* What you will do *
Every entry below must appear again, exactly as written.

--- START ---

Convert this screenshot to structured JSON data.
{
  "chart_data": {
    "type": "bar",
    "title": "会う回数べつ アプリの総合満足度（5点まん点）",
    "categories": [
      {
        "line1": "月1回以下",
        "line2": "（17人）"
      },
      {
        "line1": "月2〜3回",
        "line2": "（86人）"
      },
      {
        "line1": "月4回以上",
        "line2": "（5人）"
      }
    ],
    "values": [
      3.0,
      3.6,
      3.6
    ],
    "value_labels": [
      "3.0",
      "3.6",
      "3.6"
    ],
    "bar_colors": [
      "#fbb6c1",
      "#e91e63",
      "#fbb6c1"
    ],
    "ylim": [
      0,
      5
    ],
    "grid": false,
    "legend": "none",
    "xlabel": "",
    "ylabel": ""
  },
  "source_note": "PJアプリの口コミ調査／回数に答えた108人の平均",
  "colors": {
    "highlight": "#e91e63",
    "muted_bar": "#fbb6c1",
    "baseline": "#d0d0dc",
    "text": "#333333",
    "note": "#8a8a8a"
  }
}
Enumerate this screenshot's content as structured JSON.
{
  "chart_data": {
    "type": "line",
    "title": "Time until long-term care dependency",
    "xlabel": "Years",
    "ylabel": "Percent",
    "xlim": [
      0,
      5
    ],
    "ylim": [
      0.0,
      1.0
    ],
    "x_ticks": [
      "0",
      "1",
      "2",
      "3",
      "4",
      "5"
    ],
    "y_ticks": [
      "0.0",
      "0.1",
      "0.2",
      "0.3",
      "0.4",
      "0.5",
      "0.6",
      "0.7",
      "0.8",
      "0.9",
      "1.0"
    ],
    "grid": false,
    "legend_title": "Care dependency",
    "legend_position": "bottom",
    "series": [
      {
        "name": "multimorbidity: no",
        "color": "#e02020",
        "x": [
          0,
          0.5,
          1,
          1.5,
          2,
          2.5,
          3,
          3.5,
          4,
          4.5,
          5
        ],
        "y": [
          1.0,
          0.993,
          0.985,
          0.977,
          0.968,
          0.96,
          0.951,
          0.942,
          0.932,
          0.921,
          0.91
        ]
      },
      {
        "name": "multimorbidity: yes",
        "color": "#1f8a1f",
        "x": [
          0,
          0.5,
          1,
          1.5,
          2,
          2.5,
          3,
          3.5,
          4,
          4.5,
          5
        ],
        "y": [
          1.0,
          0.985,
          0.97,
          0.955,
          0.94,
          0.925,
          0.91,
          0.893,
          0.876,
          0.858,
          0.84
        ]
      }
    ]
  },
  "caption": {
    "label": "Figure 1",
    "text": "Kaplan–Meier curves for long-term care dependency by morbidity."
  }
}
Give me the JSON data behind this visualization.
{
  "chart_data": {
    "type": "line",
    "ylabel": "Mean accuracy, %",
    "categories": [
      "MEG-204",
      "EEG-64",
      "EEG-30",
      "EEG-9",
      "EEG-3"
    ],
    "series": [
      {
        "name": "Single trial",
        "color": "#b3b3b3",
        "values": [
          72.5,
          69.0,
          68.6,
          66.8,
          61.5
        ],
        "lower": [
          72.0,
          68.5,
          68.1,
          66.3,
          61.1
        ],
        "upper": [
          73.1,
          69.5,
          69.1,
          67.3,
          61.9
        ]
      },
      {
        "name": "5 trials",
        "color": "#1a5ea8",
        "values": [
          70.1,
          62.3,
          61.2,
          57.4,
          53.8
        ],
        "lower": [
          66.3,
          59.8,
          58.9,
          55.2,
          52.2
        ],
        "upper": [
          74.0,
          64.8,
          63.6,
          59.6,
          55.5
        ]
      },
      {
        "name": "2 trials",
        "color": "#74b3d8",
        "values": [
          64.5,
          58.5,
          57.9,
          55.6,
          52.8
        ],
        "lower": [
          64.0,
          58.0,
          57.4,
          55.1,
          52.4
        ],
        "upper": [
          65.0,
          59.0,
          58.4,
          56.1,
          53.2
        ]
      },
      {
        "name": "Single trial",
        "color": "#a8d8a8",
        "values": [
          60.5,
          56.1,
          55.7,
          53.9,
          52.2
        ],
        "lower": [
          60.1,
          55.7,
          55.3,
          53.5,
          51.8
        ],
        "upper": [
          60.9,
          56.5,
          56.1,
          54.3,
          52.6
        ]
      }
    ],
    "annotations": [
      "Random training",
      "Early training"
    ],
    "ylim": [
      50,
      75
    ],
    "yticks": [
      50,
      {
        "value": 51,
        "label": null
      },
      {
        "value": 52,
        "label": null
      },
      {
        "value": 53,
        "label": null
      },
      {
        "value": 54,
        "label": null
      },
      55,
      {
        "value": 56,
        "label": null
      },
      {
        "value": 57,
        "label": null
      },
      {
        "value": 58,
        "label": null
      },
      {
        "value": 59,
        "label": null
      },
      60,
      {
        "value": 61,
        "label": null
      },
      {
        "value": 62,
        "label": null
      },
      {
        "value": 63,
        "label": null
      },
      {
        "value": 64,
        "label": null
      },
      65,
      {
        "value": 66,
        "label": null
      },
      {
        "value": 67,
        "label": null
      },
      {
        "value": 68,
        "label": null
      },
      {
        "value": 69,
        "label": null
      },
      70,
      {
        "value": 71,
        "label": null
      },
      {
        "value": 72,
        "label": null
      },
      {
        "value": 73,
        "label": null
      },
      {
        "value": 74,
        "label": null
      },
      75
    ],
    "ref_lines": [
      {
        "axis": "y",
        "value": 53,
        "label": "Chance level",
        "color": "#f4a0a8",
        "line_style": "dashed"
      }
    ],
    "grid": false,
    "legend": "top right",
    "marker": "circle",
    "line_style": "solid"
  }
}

--- END ---

* Written solution *
Convert this screenshot to structured JSON data.
{
  "chart_data": {
    "type": "bar",
    "title": "会う回数べつ アプリの総合満足度（5点まん点）",
    "categories": [
      {
        "line1": "月1回以下",
        "line2": "（17人）"
      },
      {
        "line1": "月2〜3回",
        "line2": "（86人）"
      },
      {
        "line1": "月4回以上",
        "line2": "（5人）"
      }
    ],
    "values": [
      3.0,
      3.6,
      3.6
    ],
    "value_labels": [
      "3.0",
      "3.6",
      "3.6"
    ],
    "bar_colors": [
      "#fbb6c1",
      "#e91e63",
      "#fbb6c1"
    ],
    "ylim": [
      0,
      5
    ],
    "grid": false,
    "legend": "none",
    "xlabel": "",
    "ylabel": ""
  },
  "source_note": "PJアプリの口コミ調査／回数に答えた108人の平均",
  "colors": {
    "highlight": "#e91e63",
    "muted_bar": "#fbb6c1",
    "baseline": "#d0d0dc",
    "text": "#333333",
    "note": "#8a8a8a"
  }
}
Enumerate this screenshot's content as structured JSON.
{
  "chart_data": {
    "type": "line",
    "title": "Time until long-term care dependency",
    "xlabel": "Years",
    "ylabel": "Percent",
    "xlim": [
      0,
      5
    ],
    "ylim": [
      0.0,
      1.0
    ],
    "x_ticks": [
      "0",
      "1",
      "2",
      "3",
      "4",
      "5"
    ],
    "y_ticks": [
      "0.0",
      "0.1",
      "0.2",
      "0.3",
      "0.4",
      "0.5",
      "0.6",
      "0.7",
      "0.8",
      "0.9",
      "1.0"
    ],
    "grid": false,
    "legend_title": "Care dependency",
    "legend_position": "bottom",
    "series": [
      {
        "name": "multimorbidity: no",
        "color": "#e02020",
        "x": [
          0,
          0.5,
          1,
          1.5,
          2,
          2.5,
          3,
          3.5,
          4,
          4.5,
          5
        ],
        "y": [
          1.0,
          0.993,
          0.985,
          0.977,
          0.968,
          0.96,
          0.951,
          0.942,
          0.932,
          0.921,
          0.91
        ]
      },
      {
        "name": "multimorbidity: yes",
        "color": "#1f8a1f",
        "x": [
          0,
          0.5,
          1,
          1.5,
          2,
          2.5,
          3,
          3.5,
          4,
          4.5,
          5
        ],
        "y": [
          1.0,
          0.985,
          0.97,
          0.955,
          0.94,
          0.925,
          0.91,
          0.893,
          0.876,
          0.858,
          0.84
        ]
      }
    ]
  },
  "caption": {
    "label": "Figure 1",
    "text": "Kaplan–Meier curves for long-term care dependency by morbidity."
  }
}
Give me the JSON data behind this visualization.
{
  "chart_data": {
    "type": "line",
    "ylabel": "Mean accuracy, %",
    "categories": [
      "MEG-204",
      "EEG-64",
      "EEG-30",
      "EEG-9",
      "EEG-3"
    ],
    "series": [
      {
        "name": "Single trial",
        "color": "#b3b3b3",
        "values": [
          72.5,
          69.0,
          68.6,
          66.8,
          61.5
        ],
        "lower": [
          72.0,
          68.5,
          68.1,
          66.3,
          61.1
        ],
        "upper": [
          73.1,
          69.5,
          69.1,
          67.3,
          61.9
        ]
      },
      {
        "name": "5 trials",
        "color": "#1a5ea8",
        "values": [
          70.1,
          62.3,
          61.2,
          57.4,
          53.8
        ],
        "lower": [
          66.3,
          59.8,
          58.9,
          55.2,
          52.2
        ],
        "upper": [
          74.0,
          64.8,
          63.6,
          59.6,
          55.5
        ]
      },
      {
        "name": "2 trials",
        "color": "#74b3d8",
        "values": [
          64.5,
          58.5,
          57.9,
          55.6,
          52.8
        ],
        "lower": [
          64.0,
          58.0,
          57.4,
          55.1,
          52.4
        ],
        "upper": [
          65.0,
          59.0,
          58.4,
          56.1,
          53.2
        ]
      },
      {
        "name": "Single trial",
        "color": "#a8d8a8",
        "values": [
          60.5,
          56.1,
          55.7,
          53.9,
          52.2
        ],
        "lower": [
          60.1,
          55.7,
          55.3,
          53.5,
          51.8
        ],
        "upper": [
          60.9,
          56.5,
          56.1,
          54.3,
          52.6
        ]
      }
    ],
    "annotations": [
      "Random training",
      "Early training"
    ],
    "ylim": [
      50,
      75
    ],
    "yticks": [
      50,
      {
        "value": 51,
        "label": null
      },
      {
        "value": 52,
        "label": null
      },
      {
        "value": 53,
        "label": null
      },
      {
        "value": 54,
        "label": null
      },
      55,
      {
        "value": 56,
        "label": null
      },
      {
        "value": 57,
        "label": null
      },
      {
        "value": 58,
        "label": null
      },
      {
        "value": 59,
        "label": null
      },
      60,
      {
        "value": 61,
        "label": null
      },
      {
        "value": 62,
        "label": null
      },
      {
        "value": 63,
        "label": null
      },
      {
        "value": 64,
        "label": null
      },
      65,
      {
        "value": 66,
        "label": null
      },
      {
        "value": 67,
        "label": null
      },
      {
        "value": 68,
        "label": null
      },
      {
        "value": 69,
        "label": null
      },
      70,
      {
        "value": 71,
        "label": null
      },
      {
        "value": 72,
        "label": null
      },
      {
        "value": 73,
        "label": null
      },
      {
        "value": 74,
        "label": null
      },
      75
    ],
    "ref_lines": [
      {
        "axis": "y",
        "value": 53,
        "label": "Chance level",
        "color": "#f4a0a8",
        "line_style": "dashed"
      }
    ],
    "grid": false,
    "legend": "top right",
    "marker": "circle",
    "line_style": "solid"
  }
}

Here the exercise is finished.